> _Written problem_
Return every entry exactly as written.

---------- Records for this task ----------

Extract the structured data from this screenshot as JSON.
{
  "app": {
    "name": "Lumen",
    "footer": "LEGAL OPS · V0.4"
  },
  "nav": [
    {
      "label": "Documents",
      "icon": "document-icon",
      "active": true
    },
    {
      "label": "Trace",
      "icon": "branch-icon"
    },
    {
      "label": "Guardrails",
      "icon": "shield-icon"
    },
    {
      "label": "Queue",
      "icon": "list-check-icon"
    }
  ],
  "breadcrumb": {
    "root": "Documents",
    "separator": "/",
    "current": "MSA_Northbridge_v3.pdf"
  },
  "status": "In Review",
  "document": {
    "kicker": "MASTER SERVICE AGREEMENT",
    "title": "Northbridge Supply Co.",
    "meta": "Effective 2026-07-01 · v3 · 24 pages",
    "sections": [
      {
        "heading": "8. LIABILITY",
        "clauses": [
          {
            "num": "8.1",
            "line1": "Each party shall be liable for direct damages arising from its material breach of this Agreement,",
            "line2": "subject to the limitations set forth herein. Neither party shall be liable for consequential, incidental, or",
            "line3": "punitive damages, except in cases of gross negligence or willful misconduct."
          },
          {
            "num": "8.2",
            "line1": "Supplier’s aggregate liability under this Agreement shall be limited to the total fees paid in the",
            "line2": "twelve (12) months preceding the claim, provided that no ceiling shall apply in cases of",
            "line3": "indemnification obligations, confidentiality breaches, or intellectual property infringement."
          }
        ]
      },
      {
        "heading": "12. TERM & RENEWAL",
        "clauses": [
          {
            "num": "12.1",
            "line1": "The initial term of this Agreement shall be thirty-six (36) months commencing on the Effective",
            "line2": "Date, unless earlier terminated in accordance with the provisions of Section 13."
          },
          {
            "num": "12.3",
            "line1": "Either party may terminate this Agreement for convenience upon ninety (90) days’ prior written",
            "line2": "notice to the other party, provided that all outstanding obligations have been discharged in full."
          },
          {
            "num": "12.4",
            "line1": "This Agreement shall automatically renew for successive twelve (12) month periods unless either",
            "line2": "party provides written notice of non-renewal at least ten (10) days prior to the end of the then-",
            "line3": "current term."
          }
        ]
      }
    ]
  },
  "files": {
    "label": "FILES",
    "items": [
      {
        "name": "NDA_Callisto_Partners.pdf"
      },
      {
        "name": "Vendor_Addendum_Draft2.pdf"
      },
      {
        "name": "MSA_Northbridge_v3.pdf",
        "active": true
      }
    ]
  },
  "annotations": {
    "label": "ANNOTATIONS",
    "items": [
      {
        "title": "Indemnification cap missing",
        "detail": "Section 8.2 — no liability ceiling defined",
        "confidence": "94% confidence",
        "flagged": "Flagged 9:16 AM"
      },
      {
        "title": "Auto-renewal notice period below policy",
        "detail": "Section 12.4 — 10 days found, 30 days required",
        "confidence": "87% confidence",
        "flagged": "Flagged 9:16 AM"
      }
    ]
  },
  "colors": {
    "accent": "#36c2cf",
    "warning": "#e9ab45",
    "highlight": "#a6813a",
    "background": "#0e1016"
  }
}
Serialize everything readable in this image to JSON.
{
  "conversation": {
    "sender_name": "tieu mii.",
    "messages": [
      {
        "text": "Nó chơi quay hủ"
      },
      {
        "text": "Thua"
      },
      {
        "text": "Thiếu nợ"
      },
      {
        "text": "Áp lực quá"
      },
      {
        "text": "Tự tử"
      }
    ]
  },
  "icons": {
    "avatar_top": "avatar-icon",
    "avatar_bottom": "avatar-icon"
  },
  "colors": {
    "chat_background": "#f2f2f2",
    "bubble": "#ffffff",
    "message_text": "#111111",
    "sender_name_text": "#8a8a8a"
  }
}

----------

> _Written solution_
Extract the structured data from this screenshot as JSON.
{
  "app": {
    "name": "Lumen",
    "footer": "LEGAL OPS · V0.4"
  },
  "nav": [
    {
      "label": "Documents",
      "icon": "document-icon",
      "active": true
    },
    {
      "label": "Trace",
      "icon": "branch-icon"
    },
    {
      "label": "Guardrails",
      "icon": "shield-icon"
    },
    {
      "label": "Queue",
      "icon": "list-check-icon"
    }
  ],
  "breadcrumb": {
    "root": "Documents",
    "separator": "/",
    "current": "MSA_Northbridge_v3.pdf"
  },
  "status": "In Review",
  "document": {
    "kicker": "MASTER SERVICE AGREEMENT",
    "title": "Northbridge Supply Co.",
    "meta": "Effective 2026-07-01 · v3 · 24 pages",
    "sections": [
      {
        "heading": "8. LIABILITY",
        "clauses": [
          {
            "num": "8.1",
            "line1": "Each party shall be liable for direct damages arising from its material breach of this Agreement,",
            "line2": "subject to the limitations set forth herein. Neither party shall be liable for consequential, incidental, or",
            "line3": "punitive damages, except in cases of gross negligence or willful misconduct."
          },
          {
            "num": "8.2",
            "line1": "Supplier’s aggregate liability under this Agreement shall be limited to the total fees paid in the",
            "line2": "twelve (12) months preceding the claim, provided that no ceiling shall apply in cases of",
            "line3": "indemnification obligations, confidentiality breaches, or intellectual property infringement."
          }
        ]
      },
      {
        "heading": "12. TERM & RENEWAL",
        "clauses": [
          {
            "num": "12.1",
            "line1": "The initial term of this Agreement shall be thirty-six (36) months commencing on the Effective",
            "line2": "Date, unless earlier terminated in accordance with the provisions of Section 13."
          },
          {
            "num": "12.3",
            "line1": "Either party may terminate this Agreement for convenience upon ninety (90) days’ prior written",
            "line2": "notice to the other party, provided that all outstanding obligations have been discharged in full."
          },
          {
            "num": "12.4",
            "line1": "This Agreement shall automatically renew for successive twelve (12) month periods unless either",
            "line2": "party provides written notice of non-renewal at least ten (10) days prior to the end of the then-",
            "line3": "current term."
          }
        ]
      }
    ]
  },
  "files": {
    "label": "FILES",
    "items": [
      {
        "name": "NDA_Callisto_Partners.pdf"
      },
      {
        "name": "Vendor_Addendum_Draft2.pdf"
      },
      {
        "name": "MSA_Northbridge_v3.pdf",
        "active": true
      }
    ]
  },
  "annotations": {
    "label": "ANNOTATIONS",
    "items": [
      {
        "title": "Indemnification cap missing",
        "detail": "Section 8.2 — no liability ceiling defined",
        "confidence": "94% confidence",
        "flagged": "Flagged 9:16 AM"
      },
      {
        "title": "Auto-renewal notice period below policy",
        "detail": "Section 12.4 — 10 days found, 30 days required",
        "confidence": "87% confidence",
        "flagged": "Flagged 9:16 AM"
      }
    ]
  },
  "colors": {
    "accent": "#36c2cf",
    "warning": "#e9ab45",
    "highlight": "#a6813a",
    "background": "#0e1016"
  }
}
Serialize everything readable in this image to JSON.
{
  "conversation": {
    "sender_name": "tieu mii.",
    "messages": [
      {
        "text": "Nó chơi quay hủ"
      },
      {
        "text": "Thua"
      },
      {
        "text": "Thiếu nợ"
      },
      {
        "text": "Áp lực quá"
      },
      {
        "text": "Tự tử"
      }
    ]
  },
  "icons": {
    "avatar_top": "avatar-icon",
    "avatar_bottom": "avatar-icon"
  },
  "colors": {
    "chat_background": "#f2f2f2",
    "bubble": "#ffffff",
    "message_text": "#111111",
    "sender_name_text": "#8a8a8a"
  }
}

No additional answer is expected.